— Begin SUPPLIED RECORDS —

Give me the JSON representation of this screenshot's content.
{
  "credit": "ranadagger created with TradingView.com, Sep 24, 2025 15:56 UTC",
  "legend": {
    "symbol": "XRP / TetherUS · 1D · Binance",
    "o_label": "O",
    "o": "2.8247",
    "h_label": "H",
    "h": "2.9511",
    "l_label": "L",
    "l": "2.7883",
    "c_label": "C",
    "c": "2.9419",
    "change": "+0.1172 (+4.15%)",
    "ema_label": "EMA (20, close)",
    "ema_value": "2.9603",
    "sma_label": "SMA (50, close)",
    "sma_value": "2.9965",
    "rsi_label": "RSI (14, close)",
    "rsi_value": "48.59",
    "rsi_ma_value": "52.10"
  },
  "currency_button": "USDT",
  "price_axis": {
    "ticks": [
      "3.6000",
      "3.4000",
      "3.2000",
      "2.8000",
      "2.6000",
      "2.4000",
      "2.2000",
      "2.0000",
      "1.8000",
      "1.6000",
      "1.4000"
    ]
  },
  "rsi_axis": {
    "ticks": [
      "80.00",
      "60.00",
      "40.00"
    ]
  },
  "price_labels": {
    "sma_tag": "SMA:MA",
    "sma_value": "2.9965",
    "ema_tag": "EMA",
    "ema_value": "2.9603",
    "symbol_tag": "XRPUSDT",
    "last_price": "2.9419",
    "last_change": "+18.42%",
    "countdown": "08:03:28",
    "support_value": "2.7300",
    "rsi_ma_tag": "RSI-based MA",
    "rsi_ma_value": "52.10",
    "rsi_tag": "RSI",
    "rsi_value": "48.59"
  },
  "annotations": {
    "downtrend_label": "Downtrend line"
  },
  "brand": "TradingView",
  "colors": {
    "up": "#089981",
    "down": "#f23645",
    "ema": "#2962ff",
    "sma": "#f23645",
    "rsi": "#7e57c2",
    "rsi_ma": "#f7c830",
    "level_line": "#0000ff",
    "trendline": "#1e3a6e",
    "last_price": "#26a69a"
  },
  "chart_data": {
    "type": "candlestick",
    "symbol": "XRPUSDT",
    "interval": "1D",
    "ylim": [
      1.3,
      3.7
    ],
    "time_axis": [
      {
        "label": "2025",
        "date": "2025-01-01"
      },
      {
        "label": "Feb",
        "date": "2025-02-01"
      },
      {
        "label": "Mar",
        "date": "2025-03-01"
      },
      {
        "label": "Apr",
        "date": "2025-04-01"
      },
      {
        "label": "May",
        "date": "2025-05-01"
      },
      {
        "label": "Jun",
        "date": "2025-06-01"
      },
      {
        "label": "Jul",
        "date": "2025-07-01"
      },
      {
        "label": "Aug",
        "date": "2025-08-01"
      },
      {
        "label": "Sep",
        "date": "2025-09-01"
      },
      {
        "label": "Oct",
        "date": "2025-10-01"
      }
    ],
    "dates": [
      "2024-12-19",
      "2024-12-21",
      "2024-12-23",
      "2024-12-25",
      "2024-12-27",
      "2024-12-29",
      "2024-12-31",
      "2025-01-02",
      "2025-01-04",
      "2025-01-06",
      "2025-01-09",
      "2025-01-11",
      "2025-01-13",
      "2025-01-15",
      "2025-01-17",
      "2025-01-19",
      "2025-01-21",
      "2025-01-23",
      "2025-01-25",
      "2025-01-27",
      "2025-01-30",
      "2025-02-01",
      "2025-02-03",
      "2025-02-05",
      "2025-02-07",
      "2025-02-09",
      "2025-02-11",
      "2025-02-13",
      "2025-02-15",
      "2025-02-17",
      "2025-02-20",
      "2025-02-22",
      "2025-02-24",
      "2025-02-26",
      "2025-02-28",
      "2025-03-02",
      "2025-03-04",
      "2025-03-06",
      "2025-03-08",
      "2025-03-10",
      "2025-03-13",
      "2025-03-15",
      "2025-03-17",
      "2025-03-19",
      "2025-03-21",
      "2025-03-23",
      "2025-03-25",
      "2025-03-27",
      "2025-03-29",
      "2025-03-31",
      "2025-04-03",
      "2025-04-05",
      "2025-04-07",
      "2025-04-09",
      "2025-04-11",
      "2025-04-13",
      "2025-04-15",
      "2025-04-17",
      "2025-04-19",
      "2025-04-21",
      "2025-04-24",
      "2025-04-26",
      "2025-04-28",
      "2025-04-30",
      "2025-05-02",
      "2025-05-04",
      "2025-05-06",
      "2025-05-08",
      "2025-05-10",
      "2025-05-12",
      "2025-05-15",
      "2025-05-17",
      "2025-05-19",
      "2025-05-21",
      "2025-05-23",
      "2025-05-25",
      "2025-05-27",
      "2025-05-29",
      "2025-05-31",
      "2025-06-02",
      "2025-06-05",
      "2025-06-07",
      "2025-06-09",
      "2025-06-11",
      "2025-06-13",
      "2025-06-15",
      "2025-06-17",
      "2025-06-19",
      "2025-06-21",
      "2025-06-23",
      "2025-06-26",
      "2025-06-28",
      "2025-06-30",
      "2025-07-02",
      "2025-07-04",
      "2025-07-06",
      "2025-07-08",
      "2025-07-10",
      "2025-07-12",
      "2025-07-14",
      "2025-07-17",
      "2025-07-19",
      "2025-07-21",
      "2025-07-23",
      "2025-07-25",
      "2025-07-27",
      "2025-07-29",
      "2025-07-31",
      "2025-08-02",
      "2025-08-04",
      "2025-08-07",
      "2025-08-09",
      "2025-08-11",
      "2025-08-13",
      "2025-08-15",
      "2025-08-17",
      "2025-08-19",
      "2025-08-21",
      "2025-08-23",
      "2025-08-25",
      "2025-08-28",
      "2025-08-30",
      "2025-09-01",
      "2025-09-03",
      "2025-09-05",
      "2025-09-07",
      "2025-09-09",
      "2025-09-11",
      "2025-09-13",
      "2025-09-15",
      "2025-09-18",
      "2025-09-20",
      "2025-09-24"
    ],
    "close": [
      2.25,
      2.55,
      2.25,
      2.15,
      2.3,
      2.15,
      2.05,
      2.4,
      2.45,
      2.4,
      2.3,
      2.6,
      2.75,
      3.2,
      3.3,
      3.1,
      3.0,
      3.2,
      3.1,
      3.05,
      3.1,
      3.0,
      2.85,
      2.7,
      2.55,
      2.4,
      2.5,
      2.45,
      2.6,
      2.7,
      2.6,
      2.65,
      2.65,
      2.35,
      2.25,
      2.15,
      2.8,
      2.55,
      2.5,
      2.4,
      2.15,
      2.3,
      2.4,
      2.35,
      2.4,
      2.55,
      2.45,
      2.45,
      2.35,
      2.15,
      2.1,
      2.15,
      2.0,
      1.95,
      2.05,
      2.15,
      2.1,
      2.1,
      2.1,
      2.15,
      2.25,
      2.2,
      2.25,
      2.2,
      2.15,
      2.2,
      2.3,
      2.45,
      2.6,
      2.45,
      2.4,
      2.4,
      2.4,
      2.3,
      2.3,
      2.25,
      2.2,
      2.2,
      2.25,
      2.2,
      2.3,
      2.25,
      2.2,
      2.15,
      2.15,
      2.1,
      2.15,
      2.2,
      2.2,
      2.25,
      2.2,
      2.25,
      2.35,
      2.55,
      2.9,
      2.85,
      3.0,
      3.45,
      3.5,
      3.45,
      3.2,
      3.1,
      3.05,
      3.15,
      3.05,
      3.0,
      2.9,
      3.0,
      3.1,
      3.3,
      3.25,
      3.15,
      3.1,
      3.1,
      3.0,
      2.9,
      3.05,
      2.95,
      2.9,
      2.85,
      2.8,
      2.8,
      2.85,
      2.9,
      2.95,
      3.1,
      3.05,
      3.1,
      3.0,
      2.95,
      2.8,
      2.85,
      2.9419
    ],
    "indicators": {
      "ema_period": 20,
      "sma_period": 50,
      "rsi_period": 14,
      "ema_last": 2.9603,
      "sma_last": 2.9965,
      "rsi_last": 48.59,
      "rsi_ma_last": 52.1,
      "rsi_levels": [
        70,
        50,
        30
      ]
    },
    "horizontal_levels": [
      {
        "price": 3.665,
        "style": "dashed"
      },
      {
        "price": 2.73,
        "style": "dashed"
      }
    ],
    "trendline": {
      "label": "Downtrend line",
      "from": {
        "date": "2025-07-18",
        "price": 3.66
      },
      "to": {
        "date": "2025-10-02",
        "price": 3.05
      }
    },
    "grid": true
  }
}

— End SUPPLIED RECORDS —

** TASK DIRECTIONS **
Show every line that contains the word "TradingView".

** THE ANSWER **
  "credit": "ranadagger created with TradingView.com, Sep 24, 2025 15:56 UTC",
  "brand": "TradingView",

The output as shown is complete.